- _Your task_: Convert the stretch of lines from the start of the records through the line containing "2096, 512, 2114]" into a numbered list, leaving out any blank lines.

- _Element and region data_:
start
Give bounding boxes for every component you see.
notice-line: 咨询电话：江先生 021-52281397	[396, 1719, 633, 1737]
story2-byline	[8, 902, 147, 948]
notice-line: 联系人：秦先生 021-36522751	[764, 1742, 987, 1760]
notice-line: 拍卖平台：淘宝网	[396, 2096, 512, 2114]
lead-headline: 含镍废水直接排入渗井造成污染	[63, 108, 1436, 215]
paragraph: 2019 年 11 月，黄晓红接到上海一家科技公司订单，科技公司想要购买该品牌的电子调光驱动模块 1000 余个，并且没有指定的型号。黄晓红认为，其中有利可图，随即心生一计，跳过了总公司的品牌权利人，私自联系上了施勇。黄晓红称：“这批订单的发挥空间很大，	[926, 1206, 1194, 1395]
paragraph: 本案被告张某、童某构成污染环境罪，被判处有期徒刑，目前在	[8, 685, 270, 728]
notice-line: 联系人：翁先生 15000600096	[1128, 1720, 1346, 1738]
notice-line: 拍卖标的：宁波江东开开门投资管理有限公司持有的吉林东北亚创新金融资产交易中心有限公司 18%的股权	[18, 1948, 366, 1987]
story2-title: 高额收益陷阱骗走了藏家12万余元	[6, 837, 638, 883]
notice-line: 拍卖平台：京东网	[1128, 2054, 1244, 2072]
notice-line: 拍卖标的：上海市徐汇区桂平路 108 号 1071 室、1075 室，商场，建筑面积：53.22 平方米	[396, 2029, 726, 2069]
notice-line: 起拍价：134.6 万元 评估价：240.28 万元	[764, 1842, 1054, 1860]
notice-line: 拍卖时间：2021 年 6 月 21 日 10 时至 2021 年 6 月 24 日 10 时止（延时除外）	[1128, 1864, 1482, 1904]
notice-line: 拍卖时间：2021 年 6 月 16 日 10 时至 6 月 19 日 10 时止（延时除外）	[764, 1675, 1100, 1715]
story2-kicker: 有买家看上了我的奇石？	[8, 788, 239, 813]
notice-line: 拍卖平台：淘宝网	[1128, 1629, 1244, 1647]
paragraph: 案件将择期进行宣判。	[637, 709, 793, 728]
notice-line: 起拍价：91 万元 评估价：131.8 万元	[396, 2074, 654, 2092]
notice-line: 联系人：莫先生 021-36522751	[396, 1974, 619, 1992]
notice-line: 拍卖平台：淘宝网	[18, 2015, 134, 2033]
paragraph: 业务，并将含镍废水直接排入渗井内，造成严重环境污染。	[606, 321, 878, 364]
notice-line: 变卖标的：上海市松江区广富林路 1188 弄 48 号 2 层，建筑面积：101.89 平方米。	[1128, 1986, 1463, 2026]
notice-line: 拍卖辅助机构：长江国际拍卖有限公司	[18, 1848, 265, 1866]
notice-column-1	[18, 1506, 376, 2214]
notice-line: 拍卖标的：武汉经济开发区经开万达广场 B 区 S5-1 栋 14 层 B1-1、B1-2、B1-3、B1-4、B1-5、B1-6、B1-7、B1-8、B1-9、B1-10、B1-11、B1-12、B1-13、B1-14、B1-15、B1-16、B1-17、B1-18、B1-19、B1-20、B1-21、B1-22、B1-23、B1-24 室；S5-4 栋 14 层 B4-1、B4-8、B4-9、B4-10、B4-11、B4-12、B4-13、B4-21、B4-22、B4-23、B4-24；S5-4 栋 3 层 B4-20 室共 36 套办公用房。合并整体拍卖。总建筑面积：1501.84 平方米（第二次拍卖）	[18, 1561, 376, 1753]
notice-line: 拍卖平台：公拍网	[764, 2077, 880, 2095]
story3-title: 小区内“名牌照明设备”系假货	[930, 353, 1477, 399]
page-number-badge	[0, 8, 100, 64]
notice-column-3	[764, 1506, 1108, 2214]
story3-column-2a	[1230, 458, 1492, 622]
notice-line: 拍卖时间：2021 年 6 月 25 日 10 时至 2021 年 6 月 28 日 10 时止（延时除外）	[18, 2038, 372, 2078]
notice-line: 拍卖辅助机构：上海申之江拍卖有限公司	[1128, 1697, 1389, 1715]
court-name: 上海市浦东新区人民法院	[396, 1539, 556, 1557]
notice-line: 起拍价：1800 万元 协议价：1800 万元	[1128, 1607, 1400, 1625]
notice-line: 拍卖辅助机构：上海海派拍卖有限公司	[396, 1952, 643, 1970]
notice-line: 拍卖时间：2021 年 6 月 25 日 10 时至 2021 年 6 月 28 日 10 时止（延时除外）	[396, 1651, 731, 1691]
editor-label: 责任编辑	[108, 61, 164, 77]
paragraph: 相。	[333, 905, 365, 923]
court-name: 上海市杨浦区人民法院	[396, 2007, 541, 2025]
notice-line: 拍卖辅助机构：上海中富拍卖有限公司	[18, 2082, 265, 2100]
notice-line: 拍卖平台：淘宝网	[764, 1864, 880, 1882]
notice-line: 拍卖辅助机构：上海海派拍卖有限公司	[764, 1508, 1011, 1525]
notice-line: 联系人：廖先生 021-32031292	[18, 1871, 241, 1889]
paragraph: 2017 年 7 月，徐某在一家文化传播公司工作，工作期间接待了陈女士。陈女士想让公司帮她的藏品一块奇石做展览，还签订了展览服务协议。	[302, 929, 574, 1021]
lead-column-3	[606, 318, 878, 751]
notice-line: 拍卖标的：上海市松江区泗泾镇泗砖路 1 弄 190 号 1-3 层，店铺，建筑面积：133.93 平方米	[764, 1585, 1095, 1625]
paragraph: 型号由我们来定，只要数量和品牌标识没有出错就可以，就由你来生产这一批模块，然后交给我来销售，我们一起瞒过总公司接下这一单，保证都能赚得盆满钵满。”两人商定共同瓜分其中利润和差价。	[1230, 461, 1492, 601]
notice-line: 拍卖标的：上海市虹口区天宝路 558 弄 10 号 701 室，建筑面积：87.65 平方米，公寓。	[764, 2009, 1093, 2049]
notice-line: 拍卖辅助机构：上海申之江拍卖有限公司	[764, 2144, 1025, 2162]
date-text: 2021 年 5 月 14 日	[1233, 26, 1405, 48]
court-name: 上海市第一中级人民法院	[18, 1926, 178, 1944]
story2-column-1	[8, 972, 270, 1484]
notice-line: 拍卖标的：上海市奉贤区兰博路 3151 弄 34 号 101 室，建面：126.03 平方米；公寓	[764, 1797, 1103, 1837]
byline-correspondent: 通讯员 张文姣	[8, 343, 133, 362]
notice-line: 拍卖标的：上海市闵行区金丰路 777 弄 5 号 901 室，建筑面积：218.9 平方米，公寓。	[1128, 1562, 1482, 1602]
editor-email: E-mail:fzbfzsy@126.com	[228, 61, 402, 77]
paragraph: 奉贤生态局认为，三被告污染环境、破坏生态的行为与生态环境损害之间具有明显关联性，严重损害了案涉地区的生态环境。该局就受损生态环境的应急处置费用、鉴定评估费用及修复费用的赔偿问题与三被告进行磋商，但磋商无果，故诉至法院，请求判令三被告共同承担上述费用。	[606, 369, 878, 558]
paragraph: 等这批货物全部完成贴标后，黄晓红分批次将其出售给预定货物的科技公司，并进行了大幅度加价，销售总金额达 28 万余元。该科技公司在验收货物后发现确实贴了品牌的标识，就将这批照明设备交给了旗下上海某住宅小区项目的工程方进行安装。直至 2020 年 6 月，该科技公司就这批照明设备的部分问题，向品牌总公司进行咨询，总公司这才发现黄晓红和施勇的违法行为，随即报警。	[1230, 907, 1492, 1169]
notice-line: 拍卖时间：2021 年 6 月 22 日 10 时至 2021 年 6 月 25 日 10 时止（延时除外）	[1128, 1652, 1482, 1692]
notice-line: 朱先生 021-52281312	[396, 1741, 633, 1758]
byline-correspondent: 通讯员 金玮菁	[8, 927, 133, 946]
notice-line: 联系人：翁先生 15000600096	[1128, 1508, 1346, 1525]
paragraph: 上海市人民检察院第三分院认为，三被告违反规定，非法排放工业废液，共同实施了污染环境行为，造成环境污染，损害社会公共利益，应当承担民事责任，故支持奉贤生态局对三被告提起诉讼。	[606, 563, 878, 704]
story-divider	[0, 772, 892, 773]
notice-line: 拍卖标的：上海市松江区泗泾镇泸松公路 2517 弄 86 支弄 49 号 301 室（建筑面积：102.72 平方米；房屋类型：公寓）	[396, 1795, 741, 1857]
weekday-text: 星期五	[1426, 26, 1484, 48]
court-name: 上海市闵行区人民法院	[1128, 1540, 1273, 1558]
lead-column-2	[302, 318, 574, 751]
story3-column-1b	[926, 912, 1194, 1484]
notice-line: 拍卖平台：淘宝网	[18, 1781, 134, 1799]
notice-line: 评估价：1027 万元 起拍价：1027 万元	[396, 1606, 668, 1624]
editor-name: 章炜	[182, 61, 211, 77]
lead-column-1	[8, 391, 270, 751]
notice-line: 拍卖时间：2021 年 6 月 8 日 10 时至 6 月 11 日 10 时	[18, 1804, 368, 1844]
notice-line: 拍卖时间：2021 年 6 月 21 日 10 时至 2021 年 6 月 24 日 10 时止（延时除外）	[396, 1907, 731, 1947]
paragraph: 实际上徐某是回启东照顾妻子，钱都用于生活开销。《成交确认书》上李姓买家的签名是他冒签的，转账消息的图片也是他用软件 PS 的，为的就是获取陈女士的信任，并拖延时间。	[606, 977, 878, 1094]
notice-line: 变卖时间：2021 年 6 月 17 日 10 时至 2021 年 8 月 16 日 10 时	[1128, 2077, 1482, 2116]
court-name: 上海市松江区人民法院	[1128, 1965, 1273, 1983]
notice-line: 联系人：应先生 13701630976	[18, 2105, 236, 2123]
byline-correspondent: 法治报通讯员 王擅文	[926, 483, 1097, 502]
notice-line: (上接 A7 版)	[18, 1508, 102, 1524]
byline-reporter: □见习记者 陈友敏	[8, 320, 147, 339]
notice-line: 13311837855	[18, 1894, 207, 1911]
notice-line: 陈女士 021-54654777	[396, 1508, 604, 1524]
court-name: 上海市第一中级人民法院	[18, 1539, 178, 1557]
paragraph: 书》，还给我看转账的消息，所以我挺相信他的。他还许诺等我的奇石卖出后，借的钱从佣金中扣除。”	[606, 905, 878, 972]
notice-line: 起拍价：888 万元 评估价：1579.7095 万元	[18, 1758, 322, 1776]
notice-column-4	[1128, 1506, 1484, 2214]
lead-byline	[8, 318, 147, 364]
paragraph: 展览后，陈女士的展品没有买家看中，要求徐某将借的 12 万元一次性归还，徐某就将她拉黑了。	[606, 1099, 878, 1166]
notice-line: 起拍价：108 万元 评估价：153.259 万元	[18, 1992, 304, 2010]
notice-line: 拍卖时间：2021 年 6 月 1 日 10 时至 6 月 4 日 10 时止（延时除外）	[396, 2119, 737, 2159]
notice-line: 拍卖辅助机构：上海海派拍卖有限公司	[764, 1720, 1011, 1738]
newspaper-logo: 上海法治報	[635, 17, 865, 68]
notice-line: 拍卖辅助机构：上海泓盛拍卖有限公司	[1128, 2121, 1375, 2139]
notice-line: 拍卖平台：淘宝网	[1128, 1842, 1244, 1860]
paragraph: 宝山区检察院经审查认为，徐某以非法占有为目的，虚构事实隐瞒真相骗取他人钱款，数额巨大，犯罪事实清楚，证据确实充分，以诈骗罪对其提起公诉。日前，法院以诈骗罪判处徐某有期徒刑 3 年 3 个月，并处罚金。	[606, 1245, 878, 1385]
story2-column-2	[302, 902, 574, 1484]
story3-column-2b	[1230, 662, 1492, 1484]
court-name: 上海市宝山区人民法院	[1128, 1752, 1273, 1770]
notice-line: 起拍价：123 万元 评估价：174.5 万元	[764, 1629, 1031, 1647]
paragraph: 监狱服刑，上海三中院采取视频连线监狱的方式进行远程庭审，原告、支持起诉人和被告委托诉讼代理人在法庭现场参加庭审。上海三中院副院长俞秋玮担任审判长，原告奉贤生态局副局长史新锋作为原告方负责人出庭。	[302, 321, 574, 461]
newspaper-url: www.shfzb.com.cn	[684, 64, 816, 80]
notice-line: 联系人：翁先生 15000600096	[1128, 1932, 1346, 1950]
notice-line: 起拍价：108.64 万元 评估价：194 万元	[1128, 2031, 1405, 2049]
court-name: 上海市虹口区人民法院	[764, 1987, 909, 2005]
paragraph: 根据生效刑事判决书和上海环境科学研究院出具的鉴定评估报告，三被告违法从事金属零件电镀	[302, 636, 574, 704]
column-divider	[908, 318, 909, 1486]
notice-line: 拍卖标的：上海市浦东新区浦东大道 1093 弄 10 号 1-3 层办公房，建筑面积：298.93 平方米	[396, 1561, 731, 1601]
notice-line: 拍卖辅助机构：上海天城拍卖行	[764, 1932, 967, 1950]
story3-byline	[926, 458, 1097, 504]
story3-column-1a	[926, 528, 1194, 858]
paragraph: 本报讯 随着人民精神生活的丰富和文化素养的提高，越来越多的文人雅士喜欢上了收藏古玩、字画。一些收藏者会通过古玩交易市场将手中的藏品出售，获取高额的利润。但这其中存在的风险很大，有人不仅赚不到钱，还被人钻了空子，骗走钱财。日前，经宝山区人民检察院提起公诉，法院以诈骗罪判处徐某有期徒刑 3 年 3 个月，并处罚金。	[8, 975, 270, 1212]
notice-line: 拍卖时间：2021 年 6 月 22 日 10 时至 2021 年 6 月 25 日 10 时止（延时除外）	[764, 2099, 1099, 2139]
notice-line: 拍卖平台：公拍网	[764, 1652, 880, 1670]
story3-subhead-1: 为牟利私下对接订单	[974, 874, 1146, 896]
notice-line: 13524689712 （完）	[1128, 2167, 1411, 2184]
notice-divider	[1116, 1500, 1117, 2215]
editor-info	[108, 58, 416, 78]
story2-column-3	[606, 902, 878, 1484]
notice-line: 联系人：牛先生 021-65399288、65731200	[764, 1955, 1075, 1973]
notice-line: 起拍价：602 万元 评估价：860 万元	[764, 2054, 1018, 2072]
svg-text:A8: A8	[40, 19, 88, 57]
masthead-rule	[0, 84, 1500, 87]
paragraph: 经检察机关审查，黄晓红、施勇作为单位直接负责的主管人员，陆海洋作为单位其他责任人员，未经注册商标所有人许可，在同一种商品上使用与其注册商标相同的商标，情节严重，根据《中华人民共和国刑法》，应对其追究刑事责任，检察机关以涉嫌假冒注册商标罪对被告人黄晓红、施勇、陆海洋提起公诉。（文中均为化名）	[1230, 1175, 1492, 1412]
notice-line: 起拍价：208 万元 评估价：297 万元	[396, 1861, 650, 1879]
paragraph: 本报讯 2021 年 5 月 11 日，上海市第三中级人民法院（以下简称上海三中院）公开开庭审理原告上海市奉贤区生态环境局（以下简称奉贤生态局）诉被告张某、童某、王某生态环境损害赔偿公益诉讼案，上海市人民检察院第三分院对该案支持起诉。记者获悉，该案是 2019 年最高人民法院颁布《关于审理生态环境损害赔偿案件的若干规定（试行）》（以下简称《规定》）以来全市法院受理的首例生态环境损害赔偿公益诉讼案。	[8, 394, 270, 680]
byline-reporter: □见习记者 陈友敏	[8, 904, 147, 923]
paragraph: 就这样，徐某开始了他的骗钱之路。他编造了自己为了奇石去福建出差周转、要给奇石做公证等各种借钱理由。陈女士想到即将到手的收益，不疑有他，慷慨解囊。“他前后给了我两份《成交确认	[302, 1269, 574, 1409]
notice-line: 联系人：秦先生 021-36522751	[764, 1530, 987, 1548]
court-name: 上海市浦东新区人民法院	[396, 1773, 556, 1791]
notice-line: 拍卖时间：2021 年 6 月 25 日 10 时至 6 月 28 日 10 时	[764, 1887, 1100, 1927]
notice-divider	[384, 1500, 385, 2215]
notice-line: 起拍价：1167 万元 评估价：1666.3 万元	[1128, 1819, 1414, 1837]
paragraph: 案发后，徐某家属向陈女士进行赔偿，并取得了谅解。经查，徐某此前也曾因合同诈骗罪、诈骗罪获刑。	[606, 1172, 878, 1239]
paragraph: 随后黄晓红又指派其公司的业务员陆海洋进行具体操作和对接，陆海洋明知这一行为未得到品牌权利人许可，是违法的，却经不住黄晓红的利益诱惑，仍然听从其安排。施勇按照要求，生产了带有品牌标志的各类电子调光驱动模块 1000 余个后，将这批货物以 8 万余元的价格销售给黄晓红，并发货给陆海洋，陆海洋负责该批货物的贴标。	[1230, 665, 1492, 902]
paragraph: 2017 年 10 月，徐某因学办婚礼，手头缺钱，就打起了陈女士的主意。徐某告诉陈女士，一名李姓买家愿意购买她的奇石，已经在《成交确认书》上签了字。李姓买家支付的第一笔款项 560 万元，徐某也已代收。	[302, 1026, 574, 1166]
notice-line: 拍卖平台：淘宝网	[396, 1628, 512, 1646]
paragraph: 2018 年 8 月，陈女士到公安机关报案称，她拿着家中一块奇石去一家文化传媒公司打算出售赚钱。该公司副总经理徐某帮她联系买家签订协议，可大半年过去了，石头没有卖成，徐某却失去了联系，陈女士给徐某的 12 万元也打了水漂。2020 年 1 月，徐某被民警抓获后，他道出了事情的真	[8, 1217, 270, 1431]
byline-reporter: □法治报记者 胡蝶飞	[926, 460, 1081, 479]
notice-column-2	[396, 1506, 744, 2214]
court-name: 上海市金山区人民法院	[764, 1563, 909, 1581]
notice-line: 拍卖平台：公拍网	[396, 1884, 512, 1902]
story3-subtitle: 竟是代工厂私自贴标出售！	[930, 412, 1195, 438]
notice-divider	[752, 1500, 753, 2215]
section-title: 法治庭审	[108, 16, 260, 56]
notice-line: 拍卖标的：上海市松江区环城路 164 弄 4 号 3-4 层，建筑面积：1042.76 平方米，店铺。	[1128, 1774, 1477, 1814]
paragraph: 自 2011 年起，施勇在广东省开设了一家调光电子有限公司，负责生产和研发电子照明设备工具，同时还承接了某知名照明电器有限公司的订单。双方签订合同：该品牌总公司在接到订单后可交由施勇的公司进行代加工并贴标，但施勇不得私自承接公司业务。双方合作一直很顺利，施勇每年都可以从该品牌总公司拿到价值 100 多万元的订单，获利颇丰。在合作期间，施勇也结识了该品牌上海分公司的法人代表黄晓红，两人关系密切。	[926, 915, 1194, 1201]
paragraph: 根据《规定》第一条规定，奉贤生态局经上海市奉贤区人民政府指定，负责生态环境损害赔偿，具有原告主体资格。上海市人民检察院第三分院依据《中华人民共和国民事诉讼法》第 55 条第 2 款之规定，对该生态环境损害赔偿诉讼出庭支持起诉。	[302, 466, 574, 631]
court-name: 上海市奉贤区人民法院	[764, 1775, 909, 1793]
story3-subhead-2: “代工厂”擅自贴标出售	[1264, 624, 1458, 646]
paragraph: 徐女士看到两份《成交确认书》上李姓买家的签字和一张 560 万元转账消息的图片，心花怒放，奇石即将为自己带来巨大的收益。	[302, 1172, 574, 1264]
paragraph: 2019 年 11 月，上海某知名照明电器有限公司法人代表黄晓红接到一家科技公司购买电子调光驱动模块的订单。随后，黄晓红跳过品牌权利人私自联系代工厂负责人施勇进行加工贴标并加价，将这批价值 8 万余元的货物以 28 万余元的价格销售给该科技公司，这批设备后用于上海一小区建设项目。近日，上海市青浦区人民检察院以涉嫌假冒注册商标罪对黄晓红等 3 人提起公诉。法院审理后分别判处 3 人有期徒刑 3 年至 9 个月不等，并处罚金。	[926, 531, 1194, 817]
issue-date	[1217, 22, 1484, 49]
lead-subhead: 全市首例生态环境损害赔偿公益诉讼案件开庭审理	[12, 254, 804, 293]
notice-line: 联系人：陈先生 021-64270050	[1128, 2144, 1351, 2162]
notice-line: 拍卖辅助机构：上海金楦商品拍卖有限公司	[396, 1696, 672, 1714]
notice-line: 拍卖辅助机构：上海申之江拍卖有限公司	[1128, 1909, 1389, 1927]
end
- _Written reply_:
1. Give bounding boxes for every component you see.
2. notice-line: 咨询电话：江先生 021-52281397	[396, 1719, 633, 1737]
3. story2-byline	[8, 902, 147, 948]
4. notice-line: 联系人：秦先生 021-36522751	[764, 1742, 987, 1760]
5. notice-line: 拍卖平台：淘宝网	[396, 2096, 512, 2114]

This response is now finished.